* SHORT TASK
Retype, word for word, everything in the items below from the line containing "Text: 9-BUTTE ." down to the line containing "Bar [63,114,105,140]", both of those lines included, and nothing else.
------ DATA FOR THIS EXERCISE
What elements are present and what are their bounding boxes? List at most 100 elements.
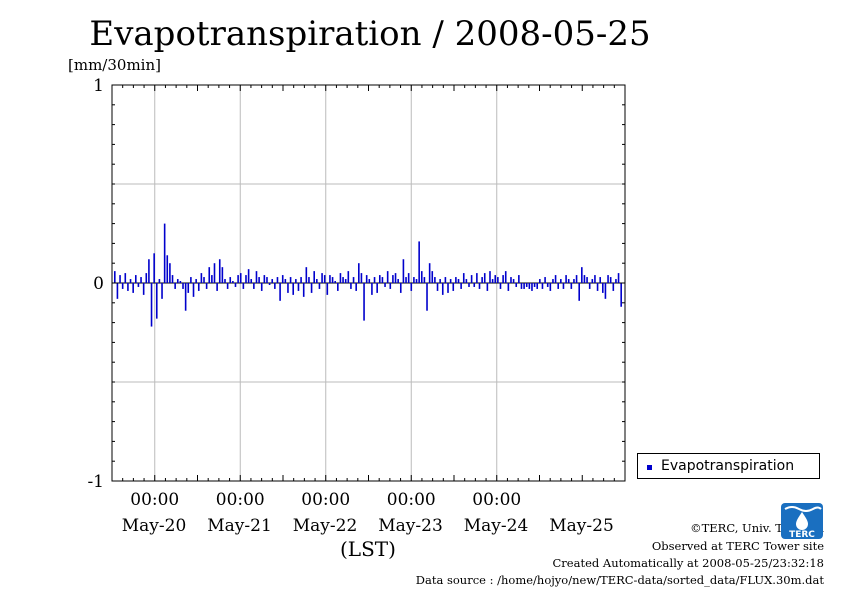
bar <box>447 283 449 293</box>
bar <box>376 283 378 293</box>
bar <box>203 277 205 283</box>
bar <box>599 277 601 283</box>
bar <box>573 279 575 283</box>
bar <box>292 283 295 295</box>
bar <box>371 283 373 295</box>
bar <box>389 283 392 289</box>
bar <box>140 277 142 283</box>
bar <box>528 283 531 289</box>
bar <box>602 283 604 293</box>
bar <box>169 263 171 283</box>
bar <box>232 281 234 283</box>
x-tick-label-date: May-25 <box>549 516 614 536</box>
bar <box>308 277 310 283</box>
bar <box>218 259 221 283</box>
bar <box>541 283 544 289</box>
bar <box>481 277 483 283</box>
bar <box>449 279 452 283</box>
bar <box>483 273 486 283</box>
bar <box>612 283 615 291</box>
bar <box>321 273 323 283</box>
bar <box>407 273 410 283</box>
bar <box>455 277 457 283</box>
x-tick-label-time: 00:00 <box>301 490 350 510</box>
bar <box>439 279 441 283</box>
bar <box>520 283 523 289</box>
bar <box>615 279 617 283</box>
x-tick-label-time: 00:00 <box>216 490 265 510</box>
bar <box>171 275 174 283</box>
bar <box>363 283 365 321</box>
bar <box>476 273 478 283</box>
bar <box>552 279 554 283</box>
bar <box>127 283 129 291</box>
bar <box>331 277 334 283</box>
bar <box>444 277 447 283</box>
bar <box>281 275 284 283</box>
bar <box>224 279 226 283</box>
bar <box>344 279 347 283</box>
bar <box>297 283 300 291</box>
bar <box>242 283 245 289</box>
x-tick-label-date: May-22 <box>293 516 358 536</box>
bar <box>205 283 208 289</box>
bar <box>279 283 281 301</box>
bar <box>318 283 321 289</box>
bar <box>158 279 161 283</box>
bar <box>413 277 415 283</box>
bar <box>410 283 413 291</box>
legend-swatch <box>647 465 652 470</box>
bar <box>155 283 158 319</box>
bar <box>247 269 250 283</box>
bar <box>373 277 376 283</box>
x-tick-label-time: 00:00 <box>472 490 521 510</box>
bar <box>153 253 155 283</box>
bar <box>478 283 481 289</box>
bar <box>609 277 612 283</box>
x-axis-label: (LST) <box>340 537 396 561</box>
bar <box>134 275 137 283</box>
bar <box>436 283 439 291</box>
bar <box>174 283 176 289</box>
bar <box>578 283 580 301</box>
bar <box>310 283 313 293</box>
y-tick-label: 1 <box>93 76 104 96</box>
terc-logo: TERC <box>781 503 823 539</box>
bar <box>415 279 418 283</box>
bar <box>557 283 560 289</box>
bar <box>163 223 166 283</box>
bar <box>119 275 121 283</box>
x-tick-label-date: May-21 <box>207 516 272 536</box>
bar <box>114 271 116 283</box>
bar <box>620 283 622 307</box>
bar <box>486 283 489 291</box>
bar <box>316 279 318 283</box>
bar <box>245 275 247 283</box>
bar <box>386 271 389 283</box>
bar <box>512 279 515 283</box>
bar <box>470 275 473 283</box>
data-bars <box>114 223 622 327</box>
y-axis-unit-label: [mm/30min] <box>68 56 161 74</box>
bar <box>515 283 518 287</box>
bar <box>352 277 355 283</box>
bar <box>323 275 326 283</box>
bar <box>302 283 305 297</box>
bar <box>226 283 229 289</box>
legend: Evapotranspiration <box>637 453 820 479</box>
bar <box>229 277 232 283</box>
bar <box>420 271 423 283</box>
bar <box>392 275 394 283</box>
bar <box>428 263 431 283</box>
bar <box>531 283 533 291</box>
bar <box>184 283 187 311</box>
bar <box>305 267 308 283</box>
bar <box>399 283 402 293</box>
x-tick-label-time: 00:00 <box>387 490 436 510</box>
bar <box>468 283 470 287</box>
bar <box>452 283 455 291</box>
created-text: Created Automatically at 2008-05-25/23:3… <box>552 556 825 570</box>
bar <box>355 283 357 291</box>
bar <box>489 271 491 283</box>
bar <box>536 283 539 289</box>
------------
------ DATA FOR THIS EXERCISE
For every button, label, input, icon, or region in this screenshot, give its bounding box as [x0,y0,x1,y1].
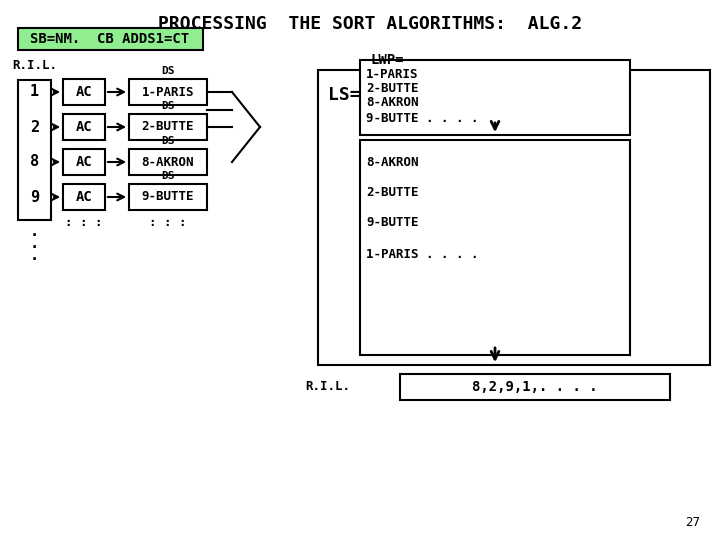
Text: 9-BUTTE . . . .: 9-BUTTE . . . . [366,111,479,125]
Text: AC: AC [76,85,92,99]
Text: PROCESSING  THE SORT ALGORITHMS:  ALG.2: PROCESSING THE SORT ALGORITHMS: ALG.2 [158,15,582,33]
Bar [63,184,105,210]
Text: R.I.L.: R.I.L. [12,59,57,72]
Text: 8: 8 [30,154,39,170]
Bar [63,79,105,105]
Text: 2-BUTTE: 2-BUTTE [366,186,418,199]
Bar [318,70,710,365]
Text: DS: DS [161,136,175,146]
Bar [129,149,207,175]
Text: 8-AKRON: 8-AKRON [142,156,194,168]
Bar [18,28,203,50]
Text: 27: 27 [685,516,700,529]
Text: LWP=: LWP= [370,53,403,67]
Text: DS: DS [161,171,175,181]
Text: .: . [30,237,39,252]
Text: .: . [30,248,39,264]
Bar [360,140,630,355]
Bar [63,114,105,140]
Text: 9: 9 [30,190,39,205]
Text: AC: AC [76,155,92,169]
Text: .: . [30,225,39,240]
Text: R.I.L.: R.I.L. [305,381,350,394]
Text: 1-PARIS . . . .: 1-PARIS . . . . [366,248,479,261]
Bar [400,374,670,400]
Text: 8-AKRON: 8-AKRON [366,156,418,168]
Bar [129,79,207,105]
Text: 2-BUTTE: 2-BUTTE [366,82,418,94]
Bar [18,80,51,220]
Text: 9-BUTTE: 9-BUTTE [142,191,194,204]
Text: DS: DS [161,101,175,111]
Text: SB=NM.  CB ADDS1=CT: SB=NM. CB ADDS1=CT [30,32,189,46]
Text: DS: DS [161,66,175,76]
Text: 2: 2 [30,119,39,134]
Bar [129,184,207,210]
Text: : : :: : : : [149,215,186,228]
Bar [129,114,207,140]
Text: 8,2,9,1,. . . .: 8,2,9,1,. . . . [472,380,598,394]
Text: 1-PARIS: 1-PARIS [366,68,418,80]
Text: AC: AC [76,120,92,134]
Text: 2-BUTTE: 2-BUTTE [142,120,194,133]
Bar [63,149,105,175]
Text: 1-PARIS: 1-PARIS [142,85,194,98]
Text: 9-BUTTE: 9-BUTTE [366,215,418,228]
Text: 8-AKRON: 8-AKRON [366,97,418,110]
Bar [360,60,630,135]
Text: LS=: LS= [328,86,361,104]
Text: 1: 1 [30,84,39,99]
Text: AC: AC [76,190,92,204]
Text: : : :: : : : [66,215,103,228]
------------
------ DATA FOR THIS EXERCISE
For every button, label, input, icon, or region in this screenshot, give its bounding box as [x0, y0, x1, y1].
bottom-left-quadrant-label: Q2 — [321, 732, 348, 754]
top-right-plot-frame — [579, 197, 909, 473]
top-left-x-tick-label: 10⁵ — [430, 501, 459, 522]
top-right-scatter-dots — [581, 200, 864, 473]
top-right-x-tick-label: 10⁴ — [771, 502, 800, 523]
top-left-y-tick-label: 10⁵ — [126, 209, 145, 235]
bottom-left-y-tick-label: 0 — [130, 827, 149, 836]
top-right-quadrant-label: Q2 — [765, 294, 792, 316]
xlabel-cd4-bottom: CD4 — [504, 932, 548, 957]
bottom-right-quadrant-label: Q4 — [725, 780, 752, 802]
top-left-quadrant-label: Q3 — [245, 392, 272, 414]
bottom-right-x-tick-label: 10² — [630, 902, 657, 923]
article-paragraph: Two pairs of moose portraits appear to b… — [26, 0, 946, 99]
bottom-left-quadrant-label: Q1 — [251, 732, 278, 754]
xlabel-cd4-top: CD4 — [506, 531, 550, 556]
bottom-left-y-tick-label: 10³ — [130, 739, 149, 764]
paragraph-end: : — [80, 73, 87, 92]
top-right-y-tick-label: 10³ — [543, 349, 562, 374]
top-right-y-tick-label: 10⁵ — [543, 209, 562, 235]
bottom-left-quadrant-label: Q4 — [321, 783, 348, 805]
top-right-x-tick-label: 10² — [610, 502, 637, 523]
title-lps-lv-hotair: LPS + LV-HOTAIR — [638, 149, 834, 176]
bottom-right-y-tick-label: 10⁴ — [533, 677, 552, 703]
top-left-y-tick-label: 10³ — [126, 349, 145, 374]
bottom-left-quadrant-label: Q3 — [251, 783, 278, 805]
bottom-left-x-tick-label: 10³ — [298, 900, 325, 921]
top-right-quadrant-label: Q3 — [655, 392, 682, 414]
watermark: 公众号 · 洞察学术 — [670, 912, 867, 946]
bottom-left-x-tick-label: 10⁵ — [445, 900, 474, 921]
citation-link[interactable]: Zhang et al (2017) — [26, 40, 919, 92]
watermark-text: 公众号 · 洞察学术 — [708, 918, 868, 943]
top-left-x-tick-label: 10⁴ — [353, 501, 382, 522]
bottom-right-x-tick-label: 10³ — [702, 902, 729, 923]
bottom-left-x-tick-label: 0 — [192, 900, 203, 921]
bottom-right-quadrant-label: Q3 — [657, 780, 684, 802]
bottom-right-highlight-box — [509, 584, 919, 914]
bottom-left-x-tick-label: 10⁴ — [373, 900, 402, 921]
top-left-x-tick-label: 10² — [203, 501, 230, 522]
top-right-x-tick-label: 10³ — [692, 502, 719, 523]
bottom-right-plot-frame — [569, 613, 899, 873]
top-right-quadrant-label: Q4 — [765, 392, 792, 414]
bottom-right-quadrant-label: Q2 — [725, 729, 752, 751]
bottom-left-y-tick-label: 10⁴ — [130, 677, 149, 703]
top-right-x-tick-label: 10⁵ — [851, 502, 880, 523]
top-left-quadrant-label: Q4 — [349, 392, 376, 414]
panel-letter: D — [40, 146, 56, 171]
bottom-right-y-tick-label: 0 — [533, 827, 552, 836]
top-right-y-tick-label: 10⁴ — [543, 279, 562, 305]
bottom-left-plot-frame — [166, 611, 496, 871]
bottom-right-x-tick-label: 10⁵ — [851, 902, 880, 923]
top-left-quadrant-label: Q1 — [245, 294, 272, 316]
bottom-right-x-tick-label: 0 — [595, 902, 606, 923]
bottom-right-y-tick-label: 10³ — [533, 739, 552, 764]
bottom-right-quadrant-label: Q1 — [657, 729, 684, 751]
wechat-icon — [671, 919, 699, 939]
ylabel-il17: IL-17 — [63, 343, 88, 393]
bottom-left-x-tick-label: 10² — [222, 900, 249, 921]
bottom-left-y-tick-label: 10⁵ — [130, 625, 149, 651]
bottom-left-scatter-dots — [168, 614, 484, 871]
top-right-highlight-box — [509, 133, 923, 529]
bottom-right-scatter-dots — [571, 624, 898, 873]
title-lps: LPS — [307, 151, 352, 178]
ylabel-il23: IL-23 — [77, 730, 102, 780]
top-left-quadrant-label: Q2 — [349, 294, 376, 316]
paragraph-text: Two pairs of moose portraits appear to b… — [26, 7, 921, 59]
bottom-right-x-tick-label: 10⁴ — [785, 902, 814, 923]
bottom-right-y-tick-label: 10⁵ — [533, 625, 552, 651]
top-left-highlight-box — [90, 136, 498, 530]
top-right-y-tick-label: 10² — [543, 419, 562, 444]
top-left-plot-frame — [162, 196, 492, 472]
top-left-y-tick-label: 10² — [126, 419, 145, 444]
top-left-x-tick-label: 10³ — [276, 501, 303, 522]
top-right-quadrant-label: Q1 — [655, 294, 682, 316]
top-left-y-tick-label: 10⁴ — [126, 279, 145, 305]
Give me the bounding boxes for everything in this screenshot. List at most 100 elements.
------------
* FULL SOLUTION
Text: 9-BUTTE . . . .: 9-BUTTE . . . . [366,111,479,125]
Text: AC: AC [76,85,92,99]
Text: PROCESSING  THE SORT ALGORITHMS:  ALG.2: PROCESSING THE SORT ALGORITHMS: ALG.2 [158,15,582,33]
Bar [63,184,105,210]
Text: R.I.L.: R.I.L. [12,59,57,72]
Text: 8: 8 [30,154,39,170]
Bar [63,79,105,105]
Text: 2-BUTTE: 2-BUTTE [366,186,418,199]
Bar [318,70,710,365]
Text: DS: DS [161,136,175,146]
Bar [129,149,207,175]
Text: 8-AKRON: 8-AKRON [142,156,194,168]
Bar [18,28,203,50]
Text: 27: 27 [685,516,700,529]
Text: LWP=: LWP= [370,53,403,67]
Text: DS: DS [161,171,175,181]
Text: .: . [30,237,39,252]
Text: .: . [30,248,39,264]
Bar [360,140,630,355]
Bar [63,114,105,140]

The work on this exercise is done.